--- Problem statement ---
Copy out each line featuring the string "молчания" from the entries beneath.

[Records excerpted from a collection]
# # # #

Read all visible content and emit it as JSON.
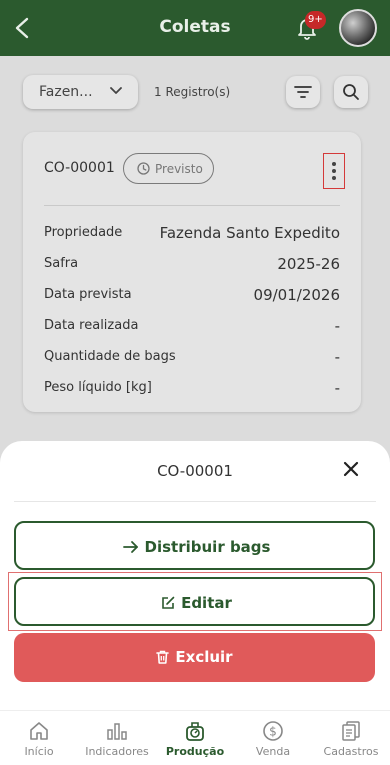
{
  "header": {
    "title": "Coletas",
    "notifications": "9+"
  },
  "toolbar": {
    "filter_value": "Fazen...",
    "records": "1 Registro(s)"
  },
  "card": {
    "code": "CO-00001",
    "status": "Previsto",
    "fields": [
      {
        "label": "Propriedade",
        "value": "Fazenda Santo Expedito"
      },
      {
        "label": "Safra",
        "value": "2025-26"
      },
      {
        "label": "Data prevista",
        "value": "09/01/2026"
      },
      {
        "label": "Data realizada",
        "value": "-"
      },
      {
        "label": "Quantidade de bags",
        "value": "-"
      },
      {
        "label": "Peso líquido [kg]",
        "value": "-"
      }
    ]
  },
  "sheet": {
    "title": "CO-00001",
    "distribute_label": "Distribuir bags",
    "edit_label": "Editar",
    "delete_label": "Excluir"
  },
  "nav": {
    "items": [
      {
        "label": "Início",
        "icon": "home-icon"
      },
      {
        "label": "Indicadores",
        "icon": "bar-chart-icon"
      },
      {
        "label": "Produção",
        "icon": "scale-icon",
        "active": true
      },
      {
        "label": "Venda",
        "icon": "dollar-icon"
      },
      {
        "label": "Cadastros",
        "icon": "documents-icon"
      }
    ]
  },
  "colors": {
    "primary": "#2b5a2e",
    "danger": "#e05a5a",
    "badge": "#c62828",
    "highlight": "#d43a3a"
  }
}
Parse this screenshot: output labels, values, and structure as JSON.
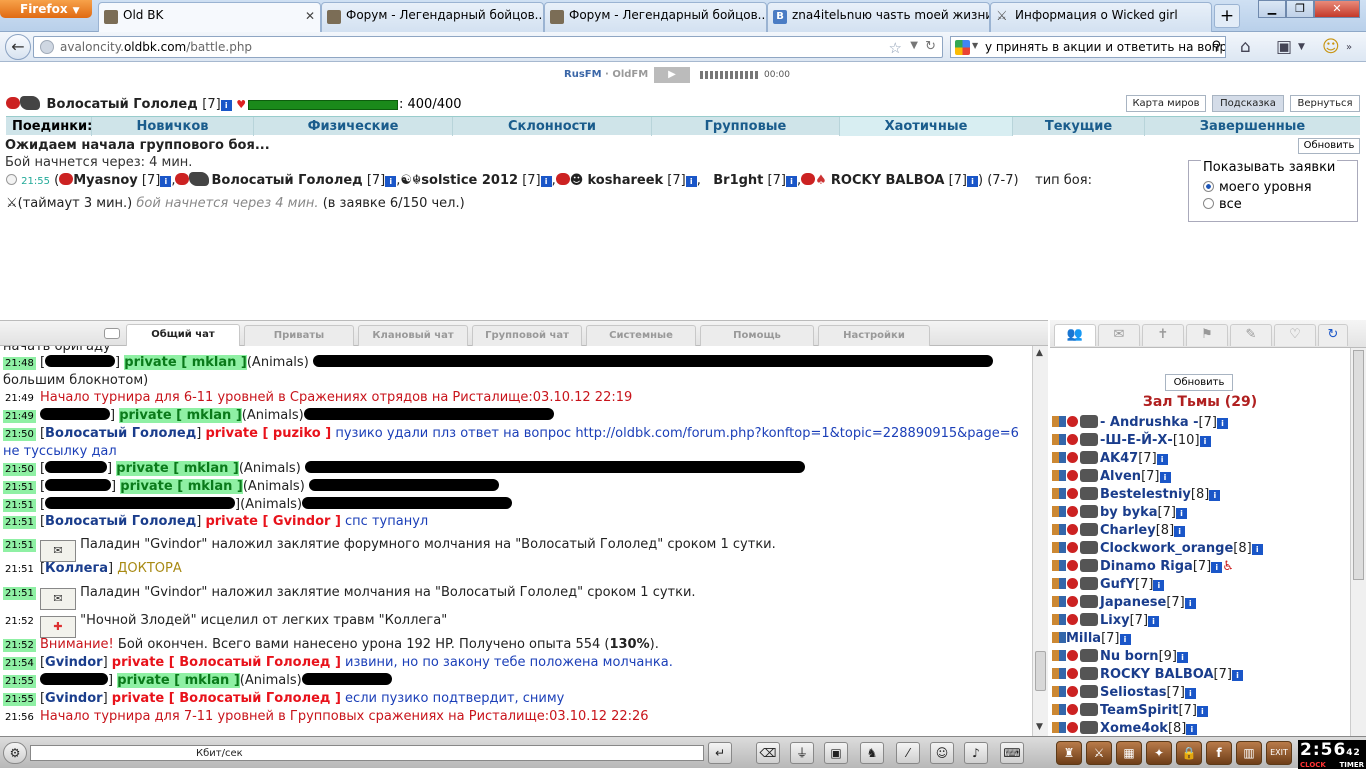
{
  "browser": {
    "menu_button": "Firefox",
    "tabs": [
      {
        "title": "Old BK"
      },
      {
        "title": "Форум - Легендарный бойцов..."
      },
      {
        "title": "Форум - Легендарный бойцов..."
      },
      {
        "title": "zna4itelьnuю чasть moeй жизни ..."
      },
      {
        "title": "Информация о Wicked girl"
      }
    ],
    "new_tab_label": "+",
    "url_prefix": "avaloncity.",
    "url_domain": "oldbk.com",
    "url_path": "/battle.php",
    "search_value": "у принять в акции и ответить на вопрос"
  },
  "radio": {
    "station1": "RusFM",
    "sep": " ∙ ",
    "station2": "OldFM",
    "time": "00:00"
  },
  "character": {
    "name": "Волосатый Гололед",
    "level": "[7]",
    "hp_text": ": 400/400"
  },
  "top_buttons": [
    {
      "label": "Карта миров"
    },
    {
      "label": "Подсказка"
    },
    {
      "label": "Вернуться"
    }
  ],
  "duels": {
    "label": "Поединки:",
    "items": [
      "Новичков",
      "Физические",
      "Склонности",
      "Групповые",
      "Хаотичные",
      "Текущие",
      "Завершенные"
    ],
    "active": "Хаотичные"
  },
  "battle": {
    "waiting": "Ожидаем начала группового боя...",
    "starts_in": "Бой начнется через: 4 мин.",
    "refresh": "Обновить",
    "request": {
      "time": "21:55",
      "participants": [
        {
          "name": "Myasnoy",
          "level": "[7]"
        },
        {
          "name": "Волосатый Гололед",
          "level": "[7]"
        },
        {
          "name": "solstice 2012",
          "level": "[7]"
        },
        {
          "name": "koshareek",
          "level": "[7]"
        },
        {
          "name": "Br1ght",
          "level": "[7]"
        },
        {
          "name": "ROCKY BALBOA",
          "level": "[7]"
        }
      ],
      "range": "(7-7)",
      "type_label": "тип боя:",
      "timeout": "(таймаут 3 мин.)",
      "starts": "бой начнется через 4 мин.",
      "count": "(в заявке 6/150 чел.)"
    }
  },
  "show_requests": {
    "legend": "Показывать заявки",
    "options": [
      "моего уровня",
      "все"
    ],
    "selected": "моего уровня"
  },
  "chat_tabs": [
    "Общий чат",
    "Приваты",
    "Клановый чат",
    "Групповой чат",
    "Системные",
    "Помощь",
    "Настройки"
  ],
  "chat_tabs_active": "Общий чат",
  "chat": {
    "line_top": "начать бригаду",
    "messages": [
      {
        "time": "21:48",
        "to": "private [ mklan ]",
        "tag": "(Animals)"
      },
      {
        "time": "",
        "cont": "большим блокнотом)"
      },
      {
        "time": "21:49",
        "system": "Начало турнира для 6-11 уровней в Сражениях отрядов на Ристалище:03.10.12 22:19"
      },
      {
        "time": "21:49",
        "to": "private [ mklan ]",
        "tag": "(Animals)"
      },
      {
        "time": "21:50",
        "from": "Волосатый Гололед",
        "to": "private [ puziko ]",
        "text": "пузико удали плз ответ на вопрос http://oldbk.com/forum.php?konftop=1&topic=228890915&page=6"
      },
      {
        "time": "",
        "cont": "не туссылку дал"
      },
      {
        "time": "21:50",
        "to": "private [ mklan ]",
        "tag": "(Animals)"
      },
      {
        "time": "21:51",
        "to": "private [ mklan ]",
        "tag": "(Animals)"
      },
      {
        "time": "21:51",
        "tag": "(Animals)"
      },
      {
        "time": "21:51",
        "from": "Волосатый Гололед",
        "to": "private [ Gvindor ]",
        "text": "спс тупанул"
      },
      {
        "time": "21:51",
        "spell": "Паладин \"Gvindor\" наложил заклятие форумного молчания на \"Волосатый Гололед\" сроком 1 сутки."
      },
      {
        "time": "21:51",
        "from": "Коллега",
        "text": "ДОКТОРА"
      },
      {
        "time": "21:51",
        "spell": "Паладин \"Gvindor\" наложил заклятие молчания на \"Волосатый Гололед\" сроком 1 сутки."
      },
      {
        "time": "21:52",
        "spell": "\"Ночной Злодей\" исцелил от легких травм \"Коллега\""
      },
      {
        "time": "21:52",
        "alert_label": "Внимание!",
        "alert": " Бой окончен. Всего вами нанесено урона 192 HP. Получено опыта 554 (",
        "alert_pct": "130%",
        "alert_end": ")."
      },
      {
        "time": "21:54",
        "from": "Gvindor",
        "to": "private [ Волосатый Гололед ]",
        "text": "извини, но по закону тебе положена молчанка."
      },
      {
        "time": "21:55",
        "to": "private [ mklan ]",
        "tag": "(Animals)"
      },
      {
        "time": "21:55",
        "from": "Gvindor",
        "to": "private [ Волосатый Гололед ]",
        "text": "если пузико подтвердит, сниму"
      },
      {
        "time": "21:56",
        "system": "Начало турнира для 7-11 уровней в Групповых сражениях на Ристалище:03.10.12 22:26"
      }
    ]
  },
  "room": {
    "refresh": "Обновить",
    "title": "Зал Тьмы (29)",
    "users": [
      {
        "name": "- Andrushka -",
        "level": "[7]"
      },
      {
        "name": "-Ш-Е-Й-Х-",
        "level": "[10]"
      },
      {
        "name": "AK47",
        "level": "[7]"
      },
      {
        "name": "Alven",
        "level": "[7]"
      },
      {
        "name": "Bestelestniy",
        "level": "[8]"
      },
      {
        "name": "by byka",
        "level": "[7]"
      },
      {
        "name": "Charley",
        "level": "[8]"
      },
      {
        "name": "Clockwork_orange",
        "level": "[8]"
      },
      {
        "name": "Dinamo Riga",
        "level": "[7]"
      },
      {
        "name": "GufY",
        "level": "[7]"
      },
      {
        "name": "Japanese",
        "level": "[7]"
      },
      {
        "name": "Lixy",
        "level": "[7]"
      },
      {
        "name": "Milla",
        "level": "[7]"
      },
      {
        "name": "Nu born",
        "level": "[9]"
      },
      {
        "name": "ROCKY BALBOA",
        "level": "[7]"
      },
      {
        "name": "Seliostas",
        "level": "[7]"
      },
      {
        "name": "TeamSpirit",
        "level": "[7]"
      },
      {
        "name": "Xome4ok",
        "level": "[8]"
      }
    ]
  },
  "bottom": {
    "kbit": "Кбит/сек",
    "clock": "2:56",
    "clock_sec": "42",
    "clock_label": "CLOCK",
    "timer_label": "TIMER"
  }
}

# # # #

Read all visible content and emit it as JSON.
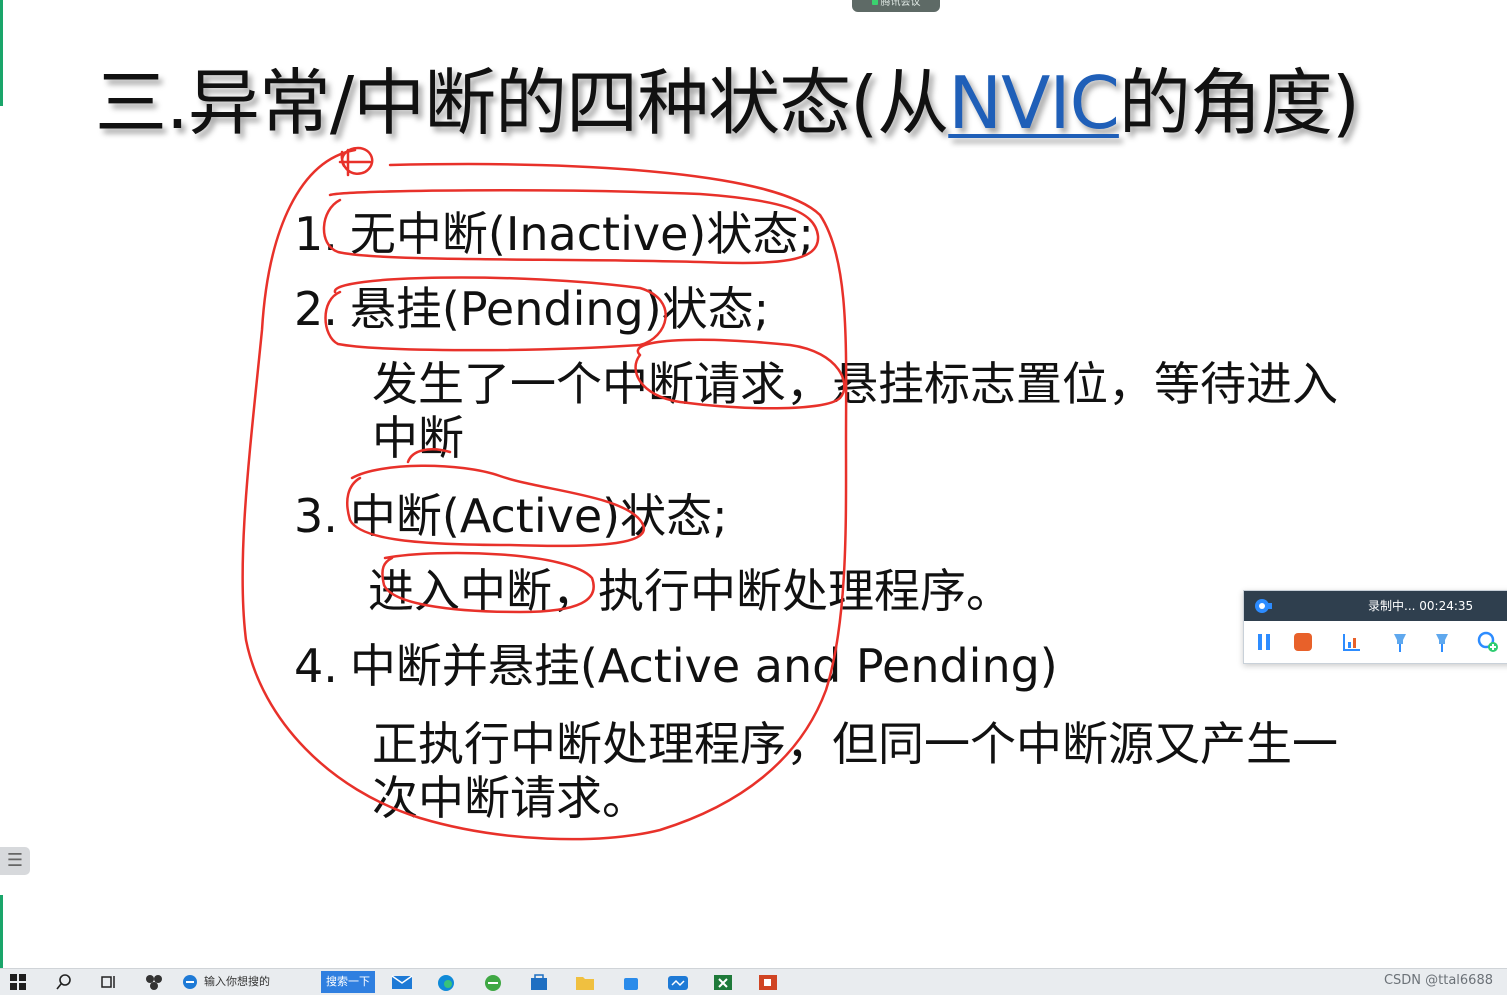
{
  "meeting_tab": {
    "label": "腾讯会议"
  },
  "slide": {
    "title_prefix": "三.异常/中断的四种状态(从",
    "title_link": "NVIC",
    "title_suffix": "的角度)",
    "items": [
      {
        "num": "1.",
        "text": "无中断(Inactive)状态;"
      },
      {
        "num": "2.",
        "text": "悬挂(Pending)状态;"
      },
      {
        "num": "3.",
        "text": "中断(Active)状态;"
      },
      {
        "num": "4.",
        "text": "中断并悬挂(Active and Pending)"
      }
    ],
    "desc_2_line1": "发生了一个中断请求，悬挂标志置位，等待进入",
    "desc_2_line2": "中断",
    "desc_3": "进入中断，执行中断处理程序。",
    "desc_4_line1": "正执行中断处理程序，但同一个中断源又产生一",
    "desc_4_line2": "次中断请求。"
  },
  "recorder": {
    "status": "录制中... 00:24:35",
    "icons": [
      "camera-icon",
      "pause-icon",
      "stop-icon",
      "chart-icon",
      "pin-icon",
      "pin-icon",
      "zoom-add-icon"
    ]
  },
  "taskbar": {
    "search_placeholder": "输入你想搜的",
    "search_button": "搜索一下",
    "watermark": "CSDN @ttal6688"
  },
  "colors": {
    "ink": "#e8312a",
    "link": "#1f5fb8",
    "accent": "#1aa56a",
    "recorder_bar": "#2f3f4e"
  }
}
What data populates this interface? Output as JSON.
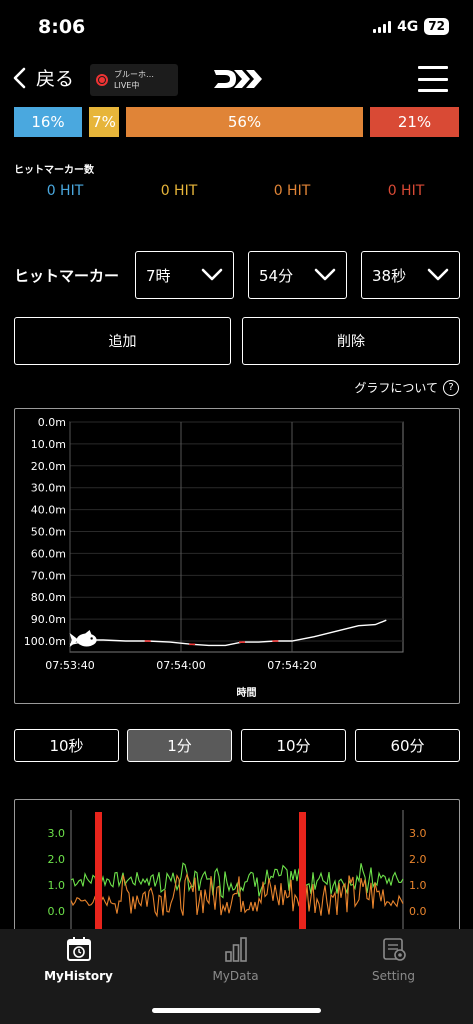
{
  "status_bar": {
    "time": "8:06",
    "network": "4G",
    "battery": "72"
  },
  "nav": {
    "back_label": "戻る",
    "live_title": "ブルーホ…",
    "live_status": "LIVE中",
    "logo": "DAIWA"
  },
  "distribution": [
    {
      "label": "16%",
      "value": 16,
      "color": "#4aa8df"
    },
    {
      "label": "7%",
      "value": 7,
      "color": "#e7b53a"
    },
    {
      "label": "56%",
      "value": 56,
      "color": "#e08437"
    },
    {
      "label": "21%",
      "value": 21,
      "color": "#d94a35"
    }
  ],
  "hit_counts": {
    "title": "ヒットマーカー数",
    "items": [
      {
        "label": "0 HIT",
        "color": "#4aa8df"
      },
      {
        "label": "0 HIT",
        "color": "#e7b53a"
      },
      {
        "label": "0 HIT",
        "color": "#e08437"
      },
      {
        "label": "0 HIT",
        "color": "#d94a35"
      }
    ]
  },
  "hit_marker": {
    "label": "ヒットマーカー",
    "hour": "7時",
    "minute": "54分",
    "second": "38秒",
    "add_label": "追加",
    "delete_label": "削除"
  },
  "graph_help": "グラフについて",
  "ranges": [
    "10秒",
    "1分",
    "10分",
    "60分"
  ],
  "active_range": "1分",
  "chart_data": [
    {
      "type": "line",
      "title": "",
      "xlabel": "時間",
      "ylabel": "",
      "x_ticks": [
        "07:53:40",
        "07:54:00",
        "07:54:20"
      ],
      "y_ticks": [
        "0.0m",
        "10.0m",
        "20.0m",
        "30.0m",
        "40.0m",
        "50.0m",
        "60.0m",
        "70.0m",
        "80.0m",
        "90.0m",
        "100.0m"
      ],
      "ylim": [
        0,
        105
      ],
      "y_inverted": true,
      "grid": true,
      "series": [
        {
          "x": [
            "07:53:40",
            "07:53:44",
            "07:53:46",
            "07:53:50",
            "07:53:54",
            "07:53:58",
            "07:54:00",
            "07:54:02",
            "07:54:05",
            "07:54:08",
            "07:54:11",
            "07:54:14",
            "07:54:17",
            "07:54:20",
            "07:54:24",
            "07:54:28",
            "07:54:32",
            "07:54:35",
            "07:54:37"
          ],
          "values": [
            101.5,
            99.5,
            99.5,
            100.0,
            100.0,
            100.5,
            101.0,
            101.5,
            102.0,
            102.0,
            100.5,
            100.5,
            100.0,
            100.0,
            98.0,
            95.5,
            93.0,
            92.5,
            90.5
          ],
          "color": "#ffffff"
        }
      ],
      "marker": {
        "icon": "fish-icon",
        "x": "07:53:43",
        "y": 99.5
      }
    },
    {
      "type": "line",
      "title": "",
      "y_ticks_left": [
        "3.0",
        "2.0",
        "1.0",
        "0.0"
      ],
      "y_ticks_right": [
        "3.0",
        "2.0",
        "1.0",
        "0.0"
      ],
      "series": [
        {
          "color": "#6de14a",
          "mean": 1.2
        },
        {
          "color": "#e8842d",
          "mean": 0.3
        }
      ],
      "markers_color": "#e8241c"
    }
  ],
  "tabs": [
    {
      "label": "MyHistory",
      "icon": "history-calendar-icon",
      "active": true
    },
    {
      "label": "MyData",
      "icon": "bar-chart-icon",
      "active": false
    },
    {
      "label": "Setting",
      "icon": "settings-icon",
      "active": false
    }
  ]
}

# # # #

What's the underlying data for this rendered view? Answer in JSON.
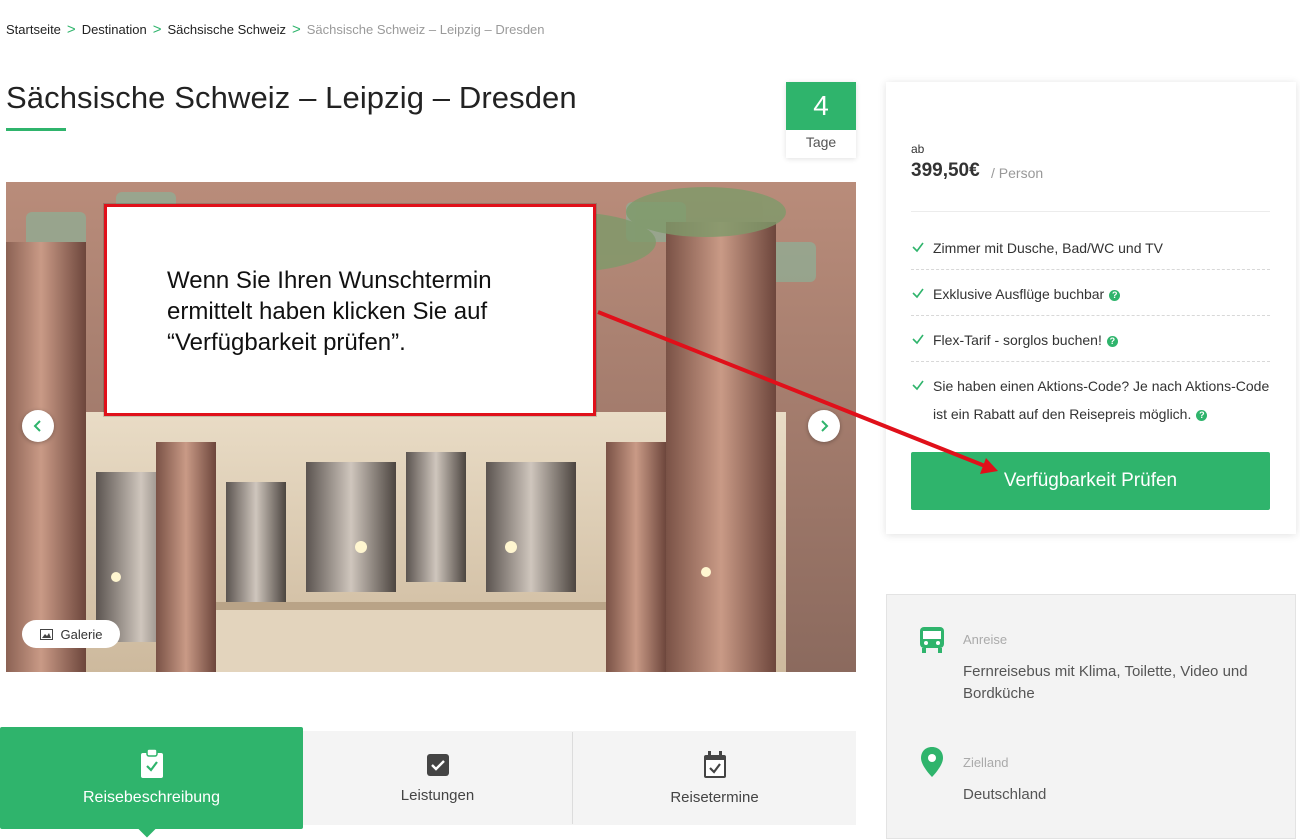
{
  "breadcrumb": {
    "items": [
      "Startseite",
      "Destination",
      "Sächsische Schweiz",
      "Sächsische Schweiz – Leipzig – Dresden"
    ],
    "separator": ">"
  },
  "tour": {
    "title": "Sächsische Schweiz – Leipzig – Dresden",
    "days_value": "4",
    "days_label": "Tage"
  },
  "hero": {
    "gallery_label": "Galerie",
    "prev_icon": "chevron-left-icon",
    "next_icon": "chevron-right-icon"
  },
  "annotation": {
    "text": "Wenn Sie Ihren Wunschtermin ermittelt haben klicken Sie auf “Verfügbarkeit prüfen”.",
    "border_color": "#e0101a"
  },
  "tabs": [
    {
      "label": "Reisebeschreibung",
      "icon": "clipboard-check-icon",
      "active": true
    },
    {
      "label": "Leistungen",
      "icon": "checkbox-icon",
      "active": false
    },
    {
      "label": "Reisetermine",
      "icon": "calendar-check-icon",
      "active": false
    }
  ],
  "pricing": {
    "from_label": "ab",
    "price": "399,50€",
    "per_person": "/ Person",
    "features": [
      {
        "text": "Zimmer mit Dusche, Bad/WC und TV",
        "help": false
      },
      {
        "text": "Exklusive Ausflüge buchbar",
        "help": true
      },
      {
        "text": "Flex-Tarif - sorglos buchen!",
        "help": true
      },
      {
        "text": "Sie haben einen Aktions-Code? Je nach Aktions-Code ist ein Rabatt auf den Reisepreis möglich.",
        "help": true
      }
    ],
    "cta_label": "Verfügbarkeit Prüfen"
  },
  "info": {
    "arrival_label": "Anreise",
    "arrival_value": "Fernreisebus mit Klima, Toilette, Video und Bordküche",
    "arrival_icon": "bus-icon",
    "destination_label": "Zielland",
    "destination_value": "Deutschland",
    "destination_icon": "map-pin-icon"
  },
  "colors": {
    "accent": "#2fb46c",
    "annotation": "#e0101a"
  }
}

# # # #

--- Task solution ---
        "spell": "Паладин \"Gvindor\" наложил заклятие форумного молчания на \"Волосатый Гололед\" сроком 1 сутки."
        "spell": "Паладин \"Gvindor\" наложил заклятие молчания на \"Волосатый Гололед\" сроком 1 сутки."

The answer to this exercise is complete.